**Task goal**
Copy out all the lines exactly. Omit pictures.

**Material provided**

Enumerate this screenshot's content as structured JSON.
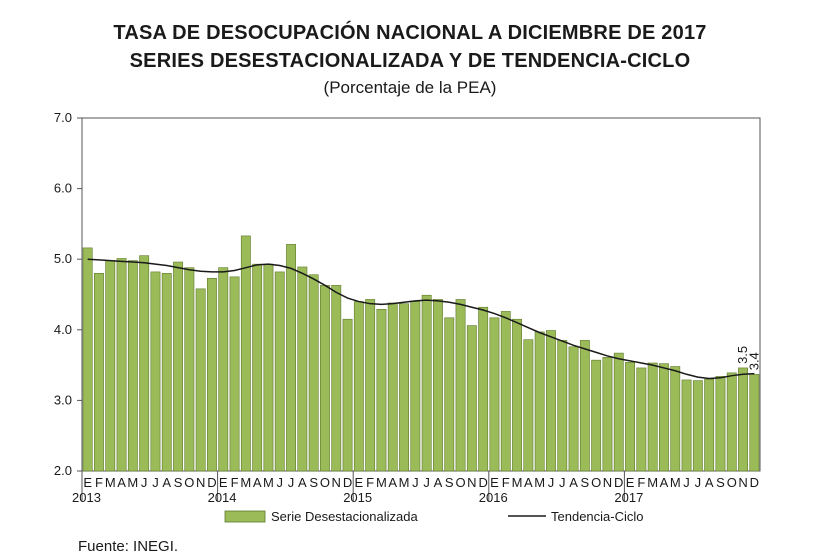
{
  "header": {
    "title_line1": "TASA DE DESOCUPACIÓN NACIONAL A DICIEMBRE DE 2017",
    "title_line2": "SERIES DESESTACIONALIZADA Y DE TENDENCIA-CICLO",
    "subtitle": "(Porcentaje de la PEA)"
  },
  "footer": {
    "source": "Fuente: INEGI."
  },
  "colors": {
    "bar": "#9bbb59",
    "bar_edge": "#5e7a2c",
    "trend": "#1a1a1a"
  },
  "chart_data": {
    "type": "bar",
    "ylim": [
      2.0,
      7.0
    ],
    "yticks": [
      "2.0",
      "3.0",
      "4.0",
      "5.0",
      "6.0",
      "7.0"
    ],
    "month_labels": [
      "E",
      "F",
      "M",
      "A",
      "M",
      "J",
      "J",
      "A",
      "S",
      "O",
      "N",
      "D"
    ],
    "years": [
      "2013",
      "2014",
      "2015",
      "2016",
      "2017"
    ],
    "legend": {
      "bar": "Serie Desestacionalizada",
      "line": "Tendencia-Ciclo",
      "placement": "bottom"
    },
    "annotations": [
      {
        "text": "3.5",
        "index": 58,
        "value": 3.46
      },
      {
        "text": "3.4",
        "index": 59,
        "value": 3.37
      }
    ],
    "series": [
      {
        "name": "Serie Desestacionalizada",
        "values": [
          5.16,
          4.8,
          4.98,
          5.01,
          4.98,
          5.05,
          4.82,
          4.8,
          4.96,
          4.88,
          4.58,
          4.73,
          4.88,
          4.75,
          5.33,
          4.93,
          4.93,
          4.82,
          5.21,
          4.89,
          4.78,
          4.63,
          4.63,
          4.15,
          4.4,
          4.43,
          4.29,
          4.38,
          4.37,
          4.4,
          4.49,
          4.43,
          4.17,
          4.43,
          4.06,
          4.32,
          4.17,
          4.26,
          4.15,
          3.86,
          3.97,
          3.99,
          3.85,
          3.76,
          3.85,
          3.57,
          3.61,
          3.67,
          3.54,
          3.46,
          3.53,
          3.52,
          3.48,
          3.29,
          3.28,
          3.3,
          3.34,
          3.39,
          3.46,
          3.37
        ]
      },
      {
        "name": "Tendencia-Ciclo",
        "values": [
          5.0,
          4.99,
          4.98,
          4.97,
          4.96,
          4.95,
          4.93,
          4.91,
          4.88,
          4.85,
          4.83,
          4.82,
          4.82,
          4.84,
          4.88,
          4.92,
          4.93,
          4.91,
          4.87,
          4.8,
          4.72,
          4.63,
          4.53,
          4.45,
          4.4,
          4.37,
          4.36,
          4.37,
          4.39,
          4.41,
          4.42,
          4.41,
          4.39,
          4.36,
          4.32,
          4.28,
          4.23,
          4.17,
          4.1,
          4.03,
          3.96,
          3.9,
          3.84,
          3.78,
          3.73,
          3.68,
          3.63,
          3.59,
          3.56,
          3.53,
          3.5,
          3.46,
          3.42,
          3.37,
          3.33,
          3.31,
          3.32,
          3.35,
          3.37,
          3.38
        ]
      }
    ]
  }
}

**Result of this exercise**
Enumerate this screenshot's content as structured JSON.
{
  "header": {
    "title_line1": "TASA DE DESOCUPACIÓN NACIONAL A DICIEMBRE DE 2017",
    "title_line2": "SERIES DESESTACIONALIZADA Y DE TENDENCIA-CICLO",
    "subtitle": "(Porcentaje de la PEA)"
  },
  "footer": {
    "source": "Fuente: INEGI."
  },
  "colors": {
    "bar": "#9bbb59",
    "bar_edge": "#5e7a2c",
    "trend": "#1a1a1a"
  },
  "chart_data": {
    "type": "bar",
    "ylim": [
      2.0,
      7.0
    ],
    "yticks": [
      "2.0",
      "3.0",
      "4.0",
      "5.0",
      "6.0",
      "7.0"
    ],
    "month_labels": [
      "E",
      "F",
      "M",
      "A",
      "M",
      "J",
      "J",
      "A",
      "S",
      "O",
      "N",
      "D"
    ],
    "years": [
      "2013",
      "2014",
      "2015",
      "2016",
      "2017"
    ],
    "legend": {
      "bar": "Serie Desestacionalizada",
      "line": "Tendencia-Ciclo",
      "placement": "bottom"
    },
    "annotations": [
      {
        "text": "3.5",
        "index": 58,
        "value": 3.46
      },
      {
        "text": "3.4",
        "index": 59,
        "value": 3.37
      }
    ],
    "series": [
      {
        "name": "Serie Desestacionalizada",
        "values": [
          5.16,
          4.8,
          4.98,
          5.01,
          4.98,
          5.05,
          4.82,
          4.8,
          4.96,
          4.88,
          4.58,
          4.73,
          4.88,
          4.75,
          5.33,
          4.93,
          4.93,
          4.82,
          5.21,
          4.89,
          4.78,
          4.63,
          4.63,
          4.15,
          4.4,
          4.43,
          4.29,
          4.38,
          4.37,
          4.4,
          4.49,
          4.43,
          4.17,
          4.43,
          4.06,
          4.32,
          4.17,
          4.26,
          4.15,
          3.86,
          3.97,
          3.99,
          3.85,
          3.76,
          3.85,
          3.57,
          3.61,
          3.67,
          3.54,
          3.46,
          3.53,
          3.52,
          3.48,
          3.29,
          3.28,
          3.3,
          3.34,
          3.39,
          3.46,
          3.37
        ]
      },
      {
        "name": "Tendencia-Ciclo",
        "values": [
          5.0,
          4.99,
          4.98,
          4.97,
          4.96,
          4.95,
          4.93,
          4.91,
          4.88,
          4.85,
          4.83,
          4.82,
          4.82,
          4.84,
          4.88,
          4.92,
          4.93,
          4.91,
          4.87,
          4.8,
          4.72,
          4.63,
          4.53,
          4.45,
          4.4,
          4.37,
          4.36,
          4.37,
          4.39,
          4.41,
          4.42,
          4.41,
          4.39,
          4.36,
          4.32,
          4.28,
          4.23,
          4.17,
          4.1,
          4.03,
          3.96,
          3.9,
          3.84,
          3.78,
          3.73,
          3.68,
          3.63,
          3.59,
          3.56,
          3.53,
          3.5,
          3.46,
          3.42,
          3.37,
          3.33,
          3.31,
          3.32,
          3.35,
          3.37,
          3.38
        ]
      }
    ]
  }
}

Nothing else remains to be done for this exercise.